• _EXERCISE OBJECTIVE_
Write out the data below exactly as given, without any of its pictures.

Rows from a figure dataset
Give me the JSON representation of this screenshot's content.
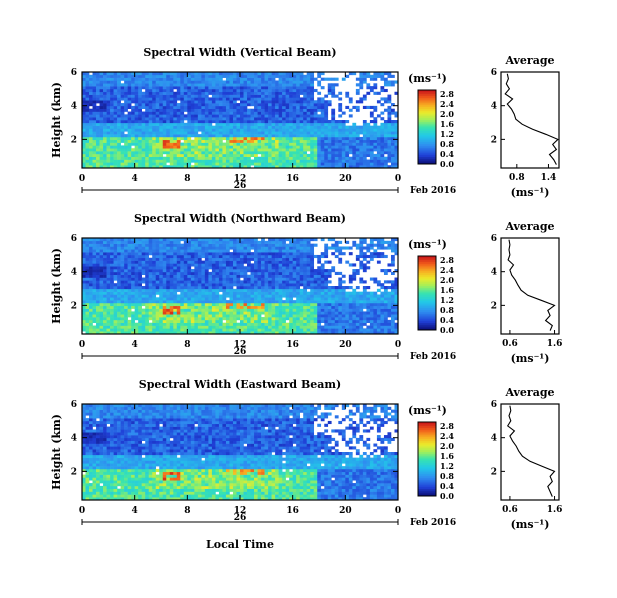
{
  "figure": {
    "date_label": "Feb 2016",
    "xlabel": "Local Time",
    "colorbar_unit": "(ms⁻¹)",
    "avg_title": "Average",
    "avg_xlabel": "(ms⁻¹)"
  },
  "chart_data": [
    {
      "type": "heatmap",
      "title": "Spectral Width (Vertical Beam)",
      "ylabel": "Height (km)",
      "xlabel": "Local Time",
      "x_ticks": [
        "0",
        "4",
        "8",
        "12",
        "16",
        "20",
        "0"
      ],
      "xlim": [
        0,
        24
      ],
      "y_ticks": [
        "2",
        "4",
        "6"
      ],
      "ylim": [
        0.3,
        6
      ],
      "day_label": "26",
      "date_label": "Feb 2016",
      "colorbar": {
        "unit": "(ms⁻¹)",
        "ticks": [
          "0.0",
          "0.4",
          "0.8",
          "1.2",
          "1.6",
          "2.0",
          "2.4",
          "2.8"
        ],
        "range": [
          0,
          3.0
        ]
      },
      "average_profile": {
        "title": "Average",
        "xlabel": "(ms⁻¹)",
        "x_ticks": [
          "0.8",
          "1.4"
        ],
        "xlim": [
          0.5,
          1.6
        ],
        "y_ticks": [
          "2",
          "4",
          "6"
        ],
        "ylim": [
          0.3,
          6
        ],
        "height_km": [
          0.5,
          0.8,
          1.1,
          1.4,
          1.7,
          2.0,
          2.3,
          2.6,
          2.9,
          3.2,
          3.5,
          3.8,
          4.1,
          4.4,
          4.7,
          5.0,
          5.3,
          5.6,
          5.9
        ],
        "value": [
          1.55,
          1.5,
          1.42,
          1.55,
          1.48,
          1.58,
          1.35,
          1.1,
          0.9,
          0.78,
          0.75,
          0.7,
          0.62,
          0.72,
          0.58,
          0.66,
          0.6,
          0.64,
          0.62
        ]
      }
    },
    {
      "type": "heatmap",
      "title": "Spectral Width (Northward Beam)",
      "ylabel": "Height (km)",
      "xlabel": "Local Time",
      "x_ticks": [
        "0",
        "4",
        "8",
        "12",
        "16",
        "20",
        "0"
      ],
      "xlim": [
        0,
        24
      ],
      "y_ticks": [
        "2",
        "4",
        "6"
      ],
      "ylim": [
        0.3,
        6
      ],
      "day_label": "26",
      "date_label": "Feb 2016",
      "colorbar": {
        "unit": "(ms⁻¹)",
        "ticks": [
          "0.0",
          "0.4",
          "0.8",
          "1.2",
          "1.6",
          "2.0",
          "2.4",
          "2.8"
        ],
        "range": [
          0,
          3.0
        ]
      },
      "average_profile": {
        "title": "Average",
        "xlabel": "(ms⁻¹)",
        "x_ticks": [
          "0.6",
          "1.6"
        ],
        "xlim": [
          0.4,
          1.7
        ],
        "y_ticks": [
          "2",
          "4",
          "6"
        ],
        "ylim": [
          0.3,
          6
        ],
        "height_km": [
          0.5,
          0.8,
          1.1,
          1.4,
          1.7,
          2.0,
          2.3,
          2.6,
          2.9,
          3.2,
          3.5,
          3.8,
          4.1,
          4.4,
          4.7,
          5.0,
          5.3,
          5.6,
          5.9
        ],
        "value": [
          1.5,
          1.55,
          1.4,
          1.5,
          1.45,
          1.6,
          1.3,
          1.0,
          0.85,
          0.78,
          0.72,
          0.64,
          0.6,
          0.68,
          0.56,
          0.6,
          0.58,
          0.6,
          0.58
        ]
      }
    },
    {
      "type": "heatmap",
      "title": "Spectral Width (Eastward Beam)",
      "ylabel": "Height (km)",
      "xlabel": "Local Time",
      "x_ticks": [
        "0",
        "4",
        "8",
        "12",
        "16",
        "20",
        "0"
      ],
      "xlim": [
        0,
        24
      ],
      "y_ticks": [
        "2",
        "4",
        "6"
      ],
      "ylim": [
        0.3,
        6
      ],
      "day_label": "26",
      "date_label": "Feb 2016",
      "colorbar": {
        "unit": "(ms⁻¹)",
        "ticks": [
          "0.0",
          "0.4",
          "0.8",
          "1.2",
          "1.6",
          "2.0",
          "2.4",
          "2.8"
        ],
        "range": [
          0,
          3.0
        ]
      },
      "average_profile": {
        "title": "Average",
        "xlabel": "(ms⁻¹)",
        "x_ticks": [
          "0.6",
          "1.6"
        ],
        "xlim": [
          0.4,
          1.7
        ],
        "y_ticks": [
          "2",
          "4",
          "6"
        ],
        "ylim": [
          0.3,
          6
        ],
        "height_km": [
          0.5,
          0.8,
          1.1,
          1.4,
          1.7,
          2.0,
          2.3,
          2.6,
          2.9,
          3.2,
          3.5,
          3.8,
          4.1,
          4.4,
          4.7,
          5.0,
          5.3,
          5.6,
          5.9
        ],
        "value": [
          1.55,
          1.5,
          1.45,
          1.55,
          1.5,
          1.6,
          1.32,
          1.05,
          0.88,
          0.8,
          0.74,
          0.66,
          0.6,
          0.7,
          0.55,
          0.62,
          0.58,
          0.62,
          0.6
        ]
      }
    }
  ]
}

• _SOLVED EXERCISE_
Give me the JSON representation of this screenshot's content.
{
  "figure": {
    "date_label": "Feb 2016",
    "xlabel": "Local Time",
    "colorbar_unit": "(ms⁻¹)",
    "avg_title": "Average",
    "avg_xlabel": "(ms⁻¹)"
  },
  "chart_data": [
    {
      "type": "heatmap",
      "title": "Spectral Width (Vertical Beam)",
      "ylabel": "Height (km)",
      "xlabel": "Local Time",
      "x_ticks": [
        "0",
        "4",
        "8",
        "12",
        "16",
        "20",
        "0"
      ],
      "xlim": [
        0,
        24
      ],
      "y_ticks": [
        "2",
        "4",
        "6"
      ],
      "ylim": [
        0.3,
        6
      ],
      "day_label": "26",
      "date_label": "Feb 2016",
      "colorbar": {
        "unit": "(ms⁻¹)",
        "ticks": [
          "0.0",
          "0.4",
          "0.8",
          "1.2",
          "1.6",
          "2.0",
          "2.4",
          "2.8"
        ],
        "range": [
          0,
          3.0
        ]
      },
      "average_profile": {
        "title": "Average",
        "xlabel": "(ms⁻¹)",
        "x_ticks": [
          "0.8",
          "1.4"
        ],
        "xlim": [
          0.5,
          1.6
        ],
        "y_ticks": [
          "2",
          "4",
          "6"
        ],
        "ylim": [
          0.3,
          6
        ],
        "height_km": [
          0.5,
          0.8,
          1.1,
          1.4,
          1.7,
          2.0,
          2.3,
          2.6,
          2.9,
          3.2,
          3.5,
          3.8,
          4.1,
          4.4,
          4.7,
          5.0,
          5.3,
          5.6,
          5.9
        ],
        "value": [
          1.55,
          1.5,
          1.42,
          1.55,
          1.48,
          1.58,
          1.35,
          1.1,
          0.9,
          0.78,
          0.75,
          0.7,
          0.62,
          0.72,
          0.58,
          0.66,
          0.6,
          0.64,
          0.62
        ]
      }
    },
    {
      "type": "heatmap",
      "title": "Spectral Width (Northward Beam)",
      "ylabel": "Height (km)",
      "xlabel": "Local Time",
      "x_ticks": [
        "0",
        "4",
        "8",
        "12",
        "16",
        "20",
        "0"
      ],
      "xlim": [
        0,
        24
      ],
      "y_ticks": [
        "2",
        "4",
        "6"
      ],
      "ylim": [
        0.3,
        6
      ],
      "day_label": "26",
      "date_label": "Feb 2016",
      "colorbar": {
        "unit": "(ms⁻¹)",
        "ticks": [
          "0.0",
          "0.4",
          "0.8",
          "1.2",
          "1.6",
          "2.0",
          "2.4",
          "2.8"
        ],
        "range": [
          0,
          3.0
        ]
      },
      "average_profile": {
        "title": "Average",
        "xlabel": "(ms⁻¹)",
        "x_ticks": [
          "0.6",
          "1.6"
        ],
        "xlim": [
          0.4,
          1.7
        ],
        "y_ticks": [
          "2",
          "4",
          "6"
        ],
        "ylim": [
          0.3,
          6
        ],
        "height_km": [
          0.5,
          0.8,
          1.1,
          1.4,
          1.7,
          2.0,
          2.3,
          2.6,
          2.9,
          3.2,
          3.5,
          3.8,
          4.1,
          4.4,
          4.7,
          5.0,
          5.3,
          5.6,
          5.9
        ],
        "value": [
          1.5,
          1.55,
          1.4,
          1.5,
          1.45,
          1.6,
          1.3,
          1.0,
          0.85,
          0.78,
          0.72,
          0.64,
          0.6,
          0.68,
          0.56,
          0.6,
          0.58,
          0.6,
          0.58
        ]
      }
    },
    {
      "type": "heatmap",
      "title": "Spectral Width (Eastward Beam)",
      "ylabel": "Height (km)",
      "xlabel": "Local Time",
      "x_ticks": [
        "0",
        "4",
        "8",
        "12",
        "16",
        "20",
        "0"
      ],
      "xlim": [
        0,
        24
      ],
      "y_ticks": [
        "2",
        "4",
        "6"
      ],
      "ylim": [
        0.3,
        6
      ],
      "day_label": "26",
      "date_label": "Feb 2016",
      "colorbar": {
        "unit": "(ms⁻¹)",
        "ticks": [
          "0.0",
          "0.4",
          "0.8",
          "1.2",
          "1.6",
          "2.0",
          "2.4",
          "2.8"
        ],
        "range": [
          0,
          3.0
        ]
      },
      "average_profile": {
        "title": "Average",
        "xlabel": "(ms⁻¹)",
        "x_ticks": [
          "0.6",
          "1.6"
        ],
        "xlim": [
          0.4,
          1.7
        ],
        "y_ticks": [
          "2",
          "4",
          "6"
        ],
        "ylim": [
          0.3,
          6
        ],
        "height_km": [
          0.5,
          0.8,
          1.1,
          1.4,
          1.7,
          2.0,
          2.3,
          2.6,
          2.9,
          3.2,
          3.5,
          3.8,
          4.1,
          4.4,
          4.7,
          5.0,
          5.3,
          5.6,
          5.9
        ],
        "value": [
          1.55,
          1.5,
          1.45,
          1.55,
          1.5,
          1.6,
          1.32,
          1.05,
          0.88,
          0.8,
          0.74,
          0.66,
          0.6,
          0.7,
          0.55,
          0.62,
          0.58,
          0.62,
          0.6
        ]
      }
    }
  ]
}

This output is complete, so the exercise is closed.